SOURCE RECORDS:
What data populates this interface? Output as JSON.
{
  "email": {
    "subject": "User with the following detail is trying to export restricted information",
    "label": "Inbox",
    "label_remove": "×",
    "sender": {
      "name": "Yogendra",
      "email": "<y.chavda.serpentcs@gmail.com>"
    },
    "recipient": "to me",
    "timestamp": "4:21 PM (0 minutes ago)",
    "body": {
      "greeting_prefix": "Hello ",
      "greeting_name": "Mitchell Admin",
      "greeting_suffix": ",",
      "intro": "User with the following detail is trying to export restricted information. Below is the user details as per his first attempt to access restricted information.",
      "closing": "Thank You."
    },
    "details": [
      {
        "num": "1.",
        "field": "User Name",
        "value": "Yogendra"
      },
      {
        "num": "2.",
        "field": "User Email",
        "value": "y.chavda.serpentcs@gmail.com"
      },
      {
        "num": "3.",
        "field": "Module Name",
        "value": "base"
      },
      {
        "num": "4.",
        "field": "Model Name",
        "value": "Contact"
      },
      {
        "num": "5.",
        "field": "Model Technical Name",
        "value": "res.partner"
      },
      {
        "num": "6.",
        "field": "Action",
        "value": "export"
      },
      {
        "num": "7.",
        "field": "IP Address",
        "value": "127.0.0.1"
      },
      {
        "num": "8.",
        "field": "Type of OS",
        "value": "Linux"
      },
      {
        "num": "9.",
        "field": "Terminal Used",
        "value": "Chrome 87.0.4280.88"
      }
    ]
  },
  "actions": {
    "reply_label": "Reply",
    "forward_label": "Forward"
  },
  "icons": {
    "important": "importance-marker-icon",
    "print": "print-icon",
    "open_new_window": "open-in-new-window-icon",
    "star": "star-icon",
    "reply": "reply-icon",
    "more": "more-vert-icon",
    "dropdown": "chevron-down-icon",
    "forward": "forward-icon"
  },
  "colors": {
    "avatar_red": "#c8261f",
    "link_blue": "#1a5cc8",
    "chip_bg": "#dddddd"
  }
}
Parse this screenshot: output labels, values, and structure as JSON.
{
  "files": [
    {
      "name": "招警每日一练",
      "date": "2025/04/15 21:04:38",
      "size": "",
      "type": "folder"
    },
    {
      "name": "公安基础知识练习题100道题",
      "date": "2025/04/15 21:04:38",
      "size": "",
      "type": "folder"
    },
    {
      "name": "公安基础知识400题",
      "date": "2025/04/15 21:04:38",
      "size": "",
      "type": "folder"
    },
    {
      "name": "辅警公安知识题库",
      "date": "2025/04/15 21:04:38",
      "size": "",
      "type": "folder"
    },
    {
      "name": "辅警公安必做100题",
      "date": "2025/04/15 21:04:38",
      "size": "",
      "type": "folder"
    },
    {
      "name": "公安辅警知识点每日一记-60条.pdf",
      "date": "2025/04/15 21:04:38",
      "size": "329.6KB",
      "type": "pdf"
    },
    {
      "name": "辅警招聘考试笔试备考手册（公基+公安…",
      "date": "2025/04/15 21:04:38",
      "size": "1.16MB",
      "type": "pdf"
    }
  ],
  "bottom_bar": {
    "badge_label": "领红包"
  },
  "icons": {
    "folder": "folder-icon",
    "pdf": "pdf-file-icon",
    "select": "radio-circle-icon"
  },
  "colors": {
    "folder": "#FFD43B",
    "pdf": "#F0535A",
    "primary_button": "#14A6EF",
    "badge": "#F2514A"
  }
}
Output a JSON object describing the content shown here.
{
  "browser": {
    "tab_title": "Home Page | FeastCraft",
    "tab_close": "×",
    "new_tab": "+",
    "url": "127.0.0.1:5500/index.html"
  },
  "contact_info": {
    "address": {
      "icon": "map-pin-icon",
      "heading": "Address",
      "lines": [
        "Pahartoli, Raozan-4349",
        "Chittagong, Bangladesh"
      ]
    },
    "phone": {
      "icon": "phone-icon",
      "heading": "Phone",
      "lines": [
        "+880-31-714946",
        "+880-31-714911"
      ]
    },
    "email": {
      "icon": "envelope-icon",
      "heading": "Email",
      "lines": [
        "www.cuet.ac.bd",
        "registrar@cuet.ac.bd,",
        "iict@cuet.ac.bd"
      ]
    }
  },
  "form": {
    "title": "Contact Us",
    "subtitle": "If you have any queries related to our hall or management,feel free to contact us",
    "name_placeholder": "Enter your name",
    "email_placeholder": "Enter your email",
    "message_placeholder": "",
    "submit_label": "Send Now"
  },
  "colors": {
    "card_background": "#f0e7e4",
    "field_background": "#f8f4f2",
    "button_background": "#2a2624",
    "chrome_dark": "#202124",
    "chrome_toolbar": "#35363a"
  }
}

INSTRUCTIONS TO FOLLOW: Identify and copy the lines holding the word "this".

SOLVED EXERCISE:
What data populates this interface? Output as JSON.
Parse this screenshot: output labels, values, and structure as JSON.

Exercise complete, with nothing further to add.